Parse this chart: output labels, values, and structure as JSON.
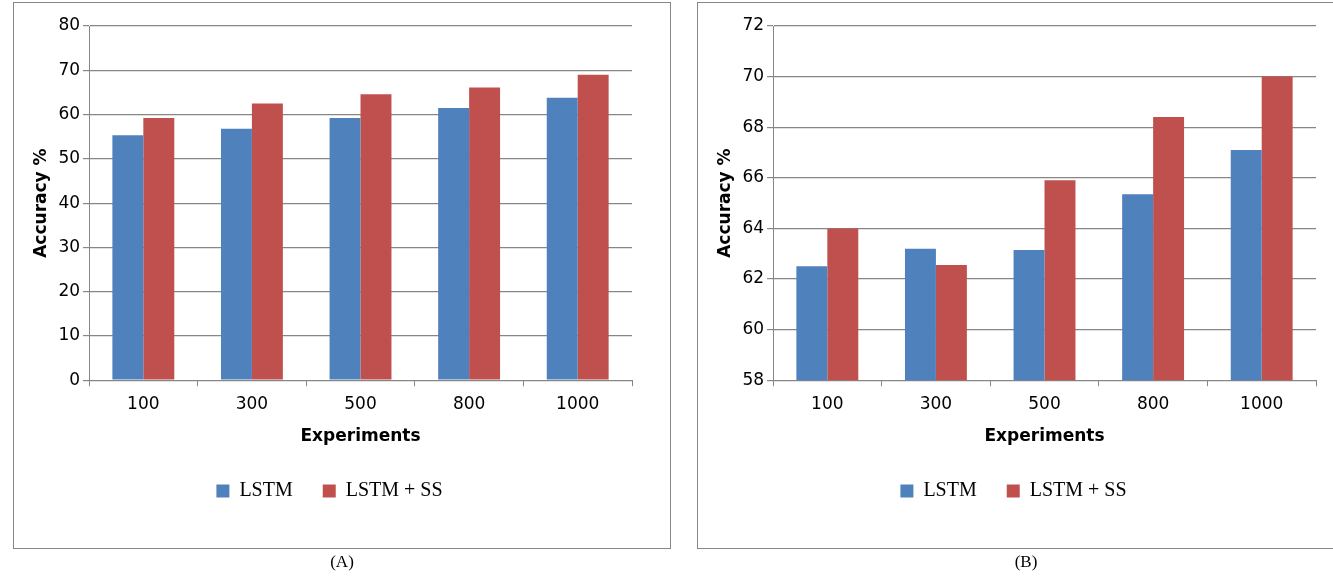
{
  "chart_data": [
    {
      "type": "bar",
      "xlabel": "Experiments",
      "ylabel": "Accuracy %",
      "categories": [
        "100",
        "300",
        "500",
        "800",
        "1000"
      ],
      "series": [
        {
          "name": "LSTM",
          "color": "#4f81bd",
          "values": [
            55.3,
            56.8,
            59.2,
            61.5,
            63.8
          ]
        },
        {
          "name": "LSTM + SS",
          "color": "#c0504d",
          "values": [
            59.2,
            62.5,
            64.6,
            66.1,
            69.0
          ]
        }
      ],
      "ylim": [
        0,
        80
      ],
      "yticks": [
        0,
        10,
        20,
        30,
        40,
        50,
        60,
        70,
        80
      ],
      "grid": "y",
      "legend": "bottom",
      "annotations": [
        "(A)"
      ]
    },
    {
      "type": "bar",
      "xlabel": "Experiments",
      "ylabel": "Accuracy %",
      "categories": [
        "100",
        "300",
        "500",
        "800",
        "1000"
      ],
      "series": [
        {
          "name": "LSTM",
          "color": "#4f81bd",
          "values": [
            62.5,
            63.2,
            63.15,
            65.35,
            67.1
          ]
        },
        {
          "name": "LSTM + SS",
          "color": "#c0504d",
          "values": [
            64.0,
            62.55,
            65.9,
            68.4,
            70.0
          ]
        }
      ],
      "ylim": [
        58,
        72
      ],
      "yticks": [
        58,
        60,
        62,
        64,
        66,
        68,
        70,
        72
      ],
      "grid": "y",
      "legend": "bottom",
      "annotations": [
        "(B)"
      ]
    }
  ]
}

== STATED PROBLEM ==
Without the pictures, print the records in full, exactly as they appear.

== SOLUTION TO THIS TASK ==
Parse this chart: output labels, values, and structure as JSON.
{
  "chart_data": [
    {
      "type": "bar",
      "xlabel": "Experiments",
      "ylabel": "Accuracy %",
      "categories": [
        "100",
        "300",
        "500",
        "800",
        "1000"
      ],
      "series": [
        {
          "name": "LSTM",
          "color": "#4f81bd",
          "values": [
            55.3,
            56.8,
            59.2,
            61.5,
            63.8
          ]
        },
        {
          "name": "LSTM + SS",
          "color": "#c0504d",
          "values": [
            59.2,
            62.5,
            64.6,
            66.1,
            69.0
          ]
        }
      ],
      "ylim": [
        0,
        80
      ],
      "yticks": [
        0,
        10,
        20,
        30,
        40,
        50,
        60,
        70,
        80
      ],
      "grid": "y",
      "legend": "bottom",
      "annotations": [
        "(A)"
      ]
    },
    {
      "type": "bar",
      "xlabel": "Experiments",
      "ylabel": "Accuracy %",
      "categories": [
        "100",
        "300",
        "500",
        "800",
        "1000"
      ],
      "series": [
        {
          "name": "LSTM",
          "color": "#4f81bd",
          "values": [
            62.5,
            63.2,
            63.15,
            65.35,
            67.1
          ]
        },
        {
          "name": "LSTM + SS",
          "color": "#c0504d",
          "values": [
            64.0,
            62.55,
            65.9,
            68.4,
            70.0
          ]
        }
      ],
      "ylim": [
        58,
        72
      ],
      "yticks": [
        58,
        60,
        62,
        64,
        66,
        68,
        70,
        72
      ],
      "grid": "y",
      "legend": "bottom",
      "annotations": [
        "(B)"
      ]
    }
  ]
}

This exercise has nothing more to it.